→ Objective
Your task is to copy the material exactly.
+++ Records for processing
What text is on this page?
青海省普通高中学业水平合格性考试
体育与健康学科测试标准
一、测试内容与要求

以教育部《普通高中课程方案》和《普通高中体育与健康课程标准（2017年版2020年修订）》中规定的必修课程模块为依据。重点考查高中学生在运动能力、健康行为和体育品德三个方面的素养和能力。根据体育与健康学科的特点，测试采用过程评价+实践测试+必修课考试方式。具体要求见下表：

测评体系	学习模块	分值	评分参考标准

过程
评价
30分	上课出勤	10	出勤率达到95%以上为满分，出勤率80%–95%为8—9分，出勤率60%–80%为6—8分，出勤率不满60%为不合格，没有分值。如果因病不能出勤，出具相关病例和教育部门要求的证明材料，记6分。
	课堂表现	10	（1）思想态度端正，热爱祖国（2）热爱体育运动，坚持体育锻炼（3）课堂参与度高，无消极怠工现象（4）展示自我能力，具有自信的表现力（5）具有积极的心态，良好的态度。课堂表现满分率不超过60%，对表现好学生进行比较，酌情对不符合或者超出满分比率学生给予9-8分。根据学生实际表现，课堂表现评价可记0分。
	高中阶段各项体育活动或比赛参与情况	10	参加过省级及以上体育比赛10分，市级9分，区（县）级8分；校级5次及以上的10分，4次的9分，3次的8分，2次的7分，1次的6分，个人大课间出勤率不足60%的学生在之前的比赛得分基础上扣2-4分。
++++++
→ Answer to this exercise
What text is on this page?
青海省普通高中学业水平合格性考试
体育与健康学科测试标准
一、测试内容与要求

以教育部《普通高中课程方案》和《普通高中体育与健康课程标准（2017年版2020年修订）》中规定的必修课程模块为依据。重点考查高中学生在运动能力、健康行为和体育品德三个方面的素养和能力。根据体育与健康学科的特点，测试采用过程评价+实践测试+必修课考试方式。具体要求见下表：

测评体系	学习模块	分值	评分参考标准

过程
评价
30分	上课出勤	10	出勤率达到95%以上为满分，出勤率80%–95%为8—9分，出勤率60%–80%为6—8分，出勤率不满60%为不合格，没有分值。如果因病不能出勤，出具相关病例和教育部门要求的证明材料，记6分。
	课堂表现	10	（1）思想态度端正，热爱祖国（2）热爱体育运动，坚持体育锻炼（3）课堂参与度高，无消极怠工现象（4）展示自我能力，具有自信的表现力（5）具有积极的心态，良好的态度。课堂表现满分率不超过60%，对表现好学生进行比较，酌情对不符合或者超出满分比率学生给予9-8分。根据学生实际表现，课堂表现评价可记0分。
	高中阶段各项体育活动或比赛参与情况	10	参加过省级及以上体育比赛10分，市级9分，区（县）级8分；校级5次及以上的10分，4次的9分，3次的8分，2次的7分，1次的6分，个人大课间出勤率不足60%的学生在之前的比赛得分基础上扣2-4分。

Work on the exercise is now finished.